## GIVEN PROBLEM
Would you return all of this data exactly, leaving nothing out?

## DATA EXTRACT
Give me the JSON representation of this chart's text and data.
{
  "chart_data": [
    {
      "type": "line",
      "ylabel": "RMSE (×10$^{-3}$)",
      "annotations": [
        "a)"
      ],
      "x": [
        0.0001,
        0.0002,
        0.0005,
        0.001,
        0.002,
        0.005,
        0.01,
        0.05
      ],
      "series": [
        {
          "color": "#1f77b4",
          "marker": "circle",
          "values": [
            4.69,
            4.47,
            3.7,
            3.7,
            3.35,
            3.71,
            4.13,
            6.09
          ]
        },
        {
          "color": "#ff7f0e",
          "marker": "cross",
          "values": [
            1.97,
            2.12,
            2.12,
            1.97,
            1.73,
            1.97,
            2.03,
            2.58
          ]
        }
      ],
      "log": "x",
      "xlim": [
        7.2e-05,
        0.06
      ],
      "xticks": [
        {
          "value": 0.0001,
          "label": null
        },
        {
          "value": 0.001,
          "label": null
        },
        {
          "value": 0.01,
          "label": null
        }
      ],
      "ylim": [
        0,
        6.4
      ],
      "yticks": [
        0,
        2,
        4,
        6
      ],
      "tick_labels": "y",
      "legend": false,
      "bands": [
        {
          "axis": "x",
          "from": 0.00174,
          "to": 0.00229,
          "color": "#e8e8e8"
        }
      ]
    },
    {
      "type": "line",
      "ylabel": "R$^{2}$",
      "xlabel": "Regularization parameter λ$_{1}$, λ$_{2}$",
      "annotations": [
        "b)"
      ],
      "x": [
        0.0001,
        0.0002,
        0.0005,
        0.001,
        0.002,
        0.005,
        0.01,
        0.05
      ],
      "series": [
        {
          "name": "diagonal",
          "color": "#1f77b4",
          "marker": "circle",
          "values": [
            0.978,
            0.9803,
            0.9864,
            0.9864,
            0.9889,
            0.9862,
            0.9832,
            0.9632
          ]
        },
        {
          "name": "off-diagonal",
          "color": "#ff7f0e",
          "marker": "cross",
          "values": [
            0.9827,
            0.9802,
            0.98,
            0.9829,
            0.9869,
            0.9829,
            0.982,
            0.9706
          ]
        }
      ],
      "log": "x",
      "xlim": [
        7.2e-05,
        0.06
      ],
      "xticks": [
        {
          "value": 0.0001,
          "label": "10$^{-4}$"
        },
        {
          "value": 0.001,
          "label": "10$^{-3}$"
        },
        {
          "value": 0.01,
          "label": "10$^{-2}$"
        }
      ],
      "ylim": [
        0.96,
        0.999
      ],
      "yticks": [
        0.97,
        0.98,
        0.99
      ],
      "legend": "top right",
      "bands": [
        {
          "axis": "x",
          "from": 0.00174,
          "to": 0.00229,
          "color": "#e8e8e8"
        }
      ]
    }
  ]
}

## RESPONSE BELOW
Give me the JSON representation of this chart's text and data.
{
  "chart_data": [
    {
      "type": "line",
      "ylabel": "RMSE (×10$^{-3}$)",
      "annotations": [
        "a)"
      ],
      "x": [
        0.0001,
        0.0002,
        0.0005,
        0.001,
        0.002,
        0.005,
        0.01,
        0.05
      ],
      "series": [
        {
          "color": "#1f77b4",
          "marker": "circle",
          "values": [
            4.69,
            4.47,
            3.7,
            3.7,
            3.35,
            3.71,
            4.13,
            6.09
          ]
        },
        {
          "color": "#ff7f0e",
          "marker": "cross",
          "values": [
            1.97,
            2.12,
            2.12,
            1.97,
            1.73,
            1.97,
            2.03,
            2.58
          ]
        }
      ],
      "log": "x",
      "xlim": [
        7.2e-05,
        0.06
      ],
      "xticks": [
        {
          "value": 0.0001,
          "label": null
        },
        {
          "value": 0.001,
          "label": null
        },
        {
          "value": 0.01,
          "label": null
        }
      ],
      "ylim": [
        0,
        6.4
      ],
      "yticks": [
        0,
        2,
        4,
        6
      ],
      "tick_labels": "y",
      "legend": false,
      "bands": [
        {
          "axis": "x",
          "from": 0.00174,
          "to": 0.00229,
          "color": "#e8e8e8"
        }
      ]
    },
    {
      "type": "line",
      "ylabel": "R$^{2}$",
      "xlabel": "Regularization parameter λ$_{1}$, λ$_{2}$",
      "annotations": [
        "b)"
      ],
      "x": [
        0.0001,
        0.0002,
        0.0005,
        0.001,
        0.002,
        0.005,
        0.01,
        0.05
      ],
      "series": [
        {
          "name": "diagonal",
          "color": "#1f77b4",
          "marker": "circle",
          "values": [
            0.978,
            0.9803,
            0.9864,
            0.9864,
            0.9889,
            0.9862,
            0.9832,
            0.9632
          ]
        },
        {
          "name": "off-diagonal",
          "color": "#ff7f0e",
          "marker": "cross",
          "values": [
            0.9827,
            0.9802,
            0.98,
            0.9829,
            0.9869,
            0.9829,
            0.982,
            0.9706
          ]
        }
      ],
      "log": "x",
      "xlim": [
        7.2e-05,
        0.06
      ],
      "xticks": [
        {
          "value": 0.0001,
          "label": "10$^{-4}$"
        },
        {
          "value": 0.001,
          "label": "10$^{-3}$"
        },
        {
          "value": 0.01,
          "label": "10$^{-2}$"
        }
      ],
      "ylim": [
        0.96,
        0.999
      ],
      "yticks": [
        0.97,
        0.98,
        0.99
      ],
      "legend": "top right",
      "bands": [
        {
          "axis": "x",
          "from": 0.00174,
          "to": 0.00229,
          "color": "#e8e8e8"
        }
      ]
    }
  ]
}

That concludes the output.